▶ Aim
Return each line of the listing that contains the string "Read".

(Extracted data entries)
=====

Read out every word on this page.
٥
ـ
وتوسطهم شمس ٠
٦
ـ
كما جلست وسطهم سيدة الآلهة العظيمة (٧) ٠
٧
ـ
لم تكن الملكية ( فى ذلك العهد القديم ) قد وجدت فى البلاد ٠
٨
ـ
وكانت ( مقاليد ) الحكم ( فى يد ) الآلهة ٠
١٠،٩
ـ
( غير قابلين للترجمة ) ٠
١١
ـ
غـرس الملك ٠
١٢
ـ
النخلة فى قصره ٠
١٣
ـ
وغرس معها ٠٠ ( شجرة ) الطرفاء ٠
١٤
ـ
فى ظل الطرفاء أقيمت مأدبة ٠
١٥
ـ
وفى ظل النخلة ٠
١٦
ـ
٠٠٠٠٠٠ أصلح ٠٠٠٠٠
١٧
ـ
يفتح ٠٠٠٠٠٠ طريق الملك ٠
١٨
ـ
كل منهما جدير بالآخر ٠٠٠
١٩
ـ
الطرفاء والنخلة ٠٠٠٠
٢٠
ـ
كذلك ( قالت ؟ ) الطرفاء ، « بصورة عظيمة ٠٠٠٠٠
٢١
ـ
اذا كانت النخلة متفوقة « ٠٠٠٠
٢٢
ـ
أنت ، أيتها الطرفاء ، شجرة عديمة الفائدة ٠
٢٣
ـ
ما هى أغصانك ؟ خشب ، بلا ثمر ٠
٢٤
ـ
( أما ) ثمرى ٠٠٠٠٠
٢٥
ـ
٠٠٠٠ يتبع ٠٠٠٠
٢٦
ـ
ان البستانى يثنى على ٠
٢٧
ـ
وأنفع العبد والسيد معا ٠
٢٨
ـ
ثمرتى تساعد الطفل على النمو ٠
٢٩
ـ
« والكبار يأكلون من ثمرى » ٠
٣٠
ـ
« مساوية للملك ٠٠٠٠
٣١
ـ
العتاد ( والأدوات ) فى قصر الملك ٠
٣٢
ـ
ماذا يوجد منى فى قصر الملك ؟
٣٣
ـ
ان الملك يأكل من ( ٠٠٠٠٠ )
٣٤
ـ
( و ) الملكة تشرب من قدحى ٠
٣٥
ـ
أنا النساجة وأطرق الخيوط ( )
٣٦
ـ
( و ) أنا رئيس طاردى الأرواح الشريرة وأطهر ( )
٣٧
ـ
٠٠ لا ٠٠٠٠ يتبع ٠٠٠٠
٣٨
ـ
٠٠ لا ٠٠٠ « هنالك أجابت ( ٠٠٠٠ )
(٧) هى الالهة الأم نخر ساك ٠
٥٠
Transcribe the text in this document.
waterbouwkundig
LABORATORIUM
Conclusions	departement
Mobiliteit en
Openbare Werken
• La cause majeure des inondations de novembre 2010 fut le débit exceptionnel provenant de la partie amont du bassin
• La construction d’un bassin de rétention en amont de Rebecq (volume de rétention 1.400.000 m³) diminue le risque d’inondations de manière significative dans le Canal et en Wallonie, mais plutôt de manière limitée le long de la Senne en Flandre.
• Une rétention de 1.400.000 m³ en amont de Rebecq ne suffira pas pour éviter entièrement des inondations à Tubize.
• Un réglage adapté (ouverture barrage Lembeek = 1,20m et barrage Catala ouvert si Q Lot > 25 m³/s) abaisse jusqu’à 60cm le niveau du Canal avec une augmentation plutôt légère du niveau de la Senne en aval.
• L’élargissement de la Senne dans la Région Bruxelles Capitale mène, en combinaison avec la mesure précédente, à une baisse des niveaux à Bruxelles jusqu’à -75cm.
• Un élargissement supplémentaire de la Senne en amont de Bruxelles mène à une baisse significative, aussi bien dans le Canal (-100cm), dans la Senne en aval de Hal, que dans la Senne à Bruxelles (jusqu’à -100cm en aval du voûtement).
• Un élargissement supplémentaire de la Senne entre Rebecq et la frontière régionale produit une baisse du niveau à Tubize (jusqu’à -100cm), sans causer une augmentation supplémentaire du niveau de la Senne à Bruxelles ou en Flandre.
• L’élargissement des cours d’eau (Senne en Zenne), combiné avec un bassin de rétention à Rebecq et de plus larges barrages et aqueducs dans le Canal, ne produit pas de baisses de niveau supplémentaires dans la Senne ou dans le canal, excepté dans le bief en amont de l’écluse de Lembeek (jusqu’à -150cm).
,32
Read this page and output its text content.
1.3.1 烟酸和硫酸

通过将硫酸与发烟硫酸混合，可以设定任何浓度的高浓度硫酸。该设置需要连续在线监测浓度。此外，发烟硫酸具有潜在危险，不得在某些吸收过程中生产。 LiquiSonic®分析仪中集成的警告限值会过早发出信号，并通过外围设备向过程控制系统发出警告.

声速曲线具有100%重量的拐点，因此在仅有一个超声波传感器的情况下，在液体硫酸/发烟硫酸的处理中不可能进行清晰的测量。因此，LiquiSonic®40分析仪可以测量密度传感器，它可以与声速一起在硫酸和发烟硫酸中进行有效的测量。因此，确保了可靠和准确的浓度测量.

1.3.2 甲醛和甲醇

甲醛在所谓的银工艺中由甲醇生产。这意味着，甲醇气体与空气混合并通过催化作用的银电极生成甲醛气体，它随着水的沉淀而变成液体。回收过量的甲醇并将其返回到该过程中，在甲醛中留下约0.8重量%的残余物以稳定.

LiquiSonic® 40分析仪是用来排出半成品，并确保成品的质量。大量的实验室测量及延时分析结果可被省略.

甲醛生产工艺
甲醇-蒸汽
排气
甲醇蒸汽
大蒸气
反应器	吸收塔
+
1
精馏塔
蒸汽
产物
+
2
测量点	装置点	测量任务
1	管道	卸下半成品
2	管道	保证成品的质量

=====

▶ Problem solution
Read out every word on this page.
Read this page and output its text content.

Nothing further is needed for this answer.